* _SET EXERCISE_: Find each line below that contains the word "portion" and copy those lines. Treat uppercase and lowercase letters as different.

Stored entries
"""
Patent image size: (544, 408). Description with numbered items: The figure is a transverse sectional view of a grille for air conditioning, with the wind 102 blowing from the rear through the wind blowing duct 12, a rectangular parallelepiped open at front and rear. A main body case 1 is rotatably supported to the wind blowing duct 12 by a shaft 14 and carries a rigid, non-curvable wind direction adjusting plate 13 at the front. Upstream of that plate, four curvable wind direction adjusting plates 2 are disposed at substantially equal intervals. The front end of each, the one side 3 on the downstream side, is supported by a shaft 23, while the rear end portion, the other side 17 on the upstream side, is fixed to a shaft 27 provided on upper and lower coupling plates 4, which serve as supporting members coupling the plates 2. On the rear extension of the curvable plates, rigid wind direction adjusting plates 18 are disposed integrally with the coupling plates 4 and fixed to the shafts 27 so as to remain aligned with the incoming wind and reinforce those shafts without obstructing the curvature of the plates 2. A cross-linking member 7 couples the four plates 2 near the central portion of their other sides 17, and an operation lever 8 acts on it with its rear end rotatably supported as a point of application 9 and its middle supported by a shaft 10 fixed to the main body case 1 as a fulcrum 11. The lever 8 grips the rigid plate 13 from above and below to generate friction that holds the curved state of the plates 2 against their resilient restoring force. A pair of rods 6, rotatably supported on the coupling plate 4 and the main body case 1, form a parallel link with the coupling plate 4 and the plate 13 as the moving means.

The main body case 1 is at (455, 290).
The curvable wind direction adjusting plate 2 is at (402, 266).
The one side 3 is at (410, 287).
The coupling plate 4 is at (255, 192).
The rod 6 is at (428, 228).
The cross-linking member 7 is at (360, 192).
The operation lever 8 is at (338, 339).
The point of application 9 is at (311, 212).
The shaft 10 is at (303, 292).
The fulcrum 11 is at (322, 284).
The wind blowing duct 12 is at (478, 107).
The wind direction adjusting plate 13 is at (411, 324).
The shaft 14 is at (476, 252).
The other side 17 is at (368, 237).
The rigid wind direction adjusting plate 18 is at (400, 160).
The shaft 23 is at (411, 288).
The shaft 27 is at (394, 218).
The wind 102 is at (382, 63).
"""
* _FINAL RESULT_:
Patent image size: (544, 408). Description with numbered items: The figure is a transverse sectional view of a grille for air conditioning, with the wind 102 blowing from the rear through the wind blowing duct 12, a rectangular parallelepiped open at front and rear. A main body case 1 is rotatably supported to the wind blowing duct 12 by a shaft 14 and carries a rigid, non-curvable wind direction adjusting plate 13 at the front. Upstream of that plate, four curvable wind direction adjusting plates 2 are disposed at substantially equal intervals. The front end of each, the one side 3 on the downstream side, is supported by a shaft 23, while the rear end portion, the other side 17 on the upstream side, is fixed to a shaft 27 provided on upper and lower coupling plates 4, which serve as supporting members coupling the plates 2. On the rear extension of the curvable plates, rigid wind direction adjusting plates 18 are disposed integrally with the coupling plates 4 and fixed to the shafts 27 so as to remain aligned with the incoming wind and reinforce those shafts without obstructing the curvature of the plates 2. A cross-linking member 7 couples the four plates 2 near the central portion of their other sides 17, and an operation lever 8 acts on it with its rear end rotatably supported as a point of application 9 and its middle supported by a shaft 10 fixed to the main body case 1 as a fulcrum 11. The lever 8 grips the rigid plate 13 from above and below to generate friction that holds the curved state of the plates 2 against their resilient restoring force. A pair of rods 6, rotatably supported on the coupling plate 4 and the main body case 1, form a parallel link with the coupling plate 4 and the plate 13 as the moving means.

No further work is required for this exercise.